- **GIVEN INSTRUCTION**: Quote all of the data below exactly, please.

Figure contents as structured data:
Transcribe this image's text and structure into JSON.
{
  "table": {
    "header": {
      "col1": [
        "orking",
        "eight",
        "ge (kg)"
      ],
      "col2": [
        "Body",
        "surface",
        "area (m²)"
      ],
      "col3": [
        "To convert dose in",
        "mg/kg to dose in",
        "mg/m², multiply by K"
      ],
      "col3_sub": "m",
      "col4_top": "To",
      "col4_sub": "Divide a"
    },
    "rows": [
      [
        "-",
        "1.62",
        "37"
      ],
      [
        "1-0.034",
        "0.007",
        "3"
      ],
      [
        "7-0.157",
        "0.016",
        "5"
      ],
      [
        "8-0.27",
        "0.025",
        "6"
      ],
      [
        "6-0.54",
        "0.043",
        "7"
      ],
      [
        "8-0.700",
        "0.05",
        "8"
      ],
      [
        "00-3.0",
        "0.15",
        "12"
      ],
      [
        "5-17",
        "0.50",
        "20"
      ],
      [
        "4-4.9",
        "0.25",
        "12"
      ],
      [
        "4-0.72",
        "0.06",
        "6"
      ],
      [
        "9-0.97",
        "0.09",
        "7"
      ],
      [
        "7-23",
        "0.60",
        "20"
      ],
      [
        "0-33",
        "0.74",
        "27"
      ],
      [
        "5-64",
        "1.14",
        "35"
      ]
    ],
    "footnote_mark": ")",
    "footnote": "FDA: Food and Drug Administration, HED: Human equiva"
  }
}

- **EXERCISE SOLUTION**:
Transcribe this image's text and structure into JSON.
{
  "table": {
    "header": {
      "col1": [
        "orking",
        "eight",
        "ge (kg)"
      ],
      "col2": [
        "Body",
        "surface",
        "area (m²)"
      ],
      "col3": [
        "To convert dose in",
        "mg/kg to dose in",
        "mg/m², multiply by K"
      ],
      "col3_sub": "m",
      "col4_top": "To",
      "col4_sub": "Divide a"
    },
    "rows": [
      [
        "-",
        "1.62",
        "37"
      ],
      [
        "1-0.034",
        "0.007",
        "3"
      ],
      [
        "7-0.157",
        "0.016",
        "5"
      ],
      [
        "8-0.27",
        "0.025",
        "6"
      ],
      [
        "6-0.54",
        "0.043",
        "7"
      ],
      [
        "8-0.700",
        "0.05",
        "8"
      ],
      [
        "00-3.0",
        "0.15",
        "12"
      ],
      [
        "5-17",
        "0.50",
        "20"
      ],
      [
        "4-4.9",
        "0.25",
        "12"
      ],
      [
        "4-0.72",
        "0.06",
        "6"
      ],
      [
        "9-0.97",
        "0.09",
        "7"
      ],
      [
        "7-23",
        "0.60",
        "20"
      ],
      [
        "0-33",
        "0.74",
        "27"
      ],
      [
        "5-64",
        "1.14",
        "35"
      ]
    ],
    "footnote_mark": ")",
    "footnote": "FDA: Food and Drug Administration, HED: Human equiva"
  }
}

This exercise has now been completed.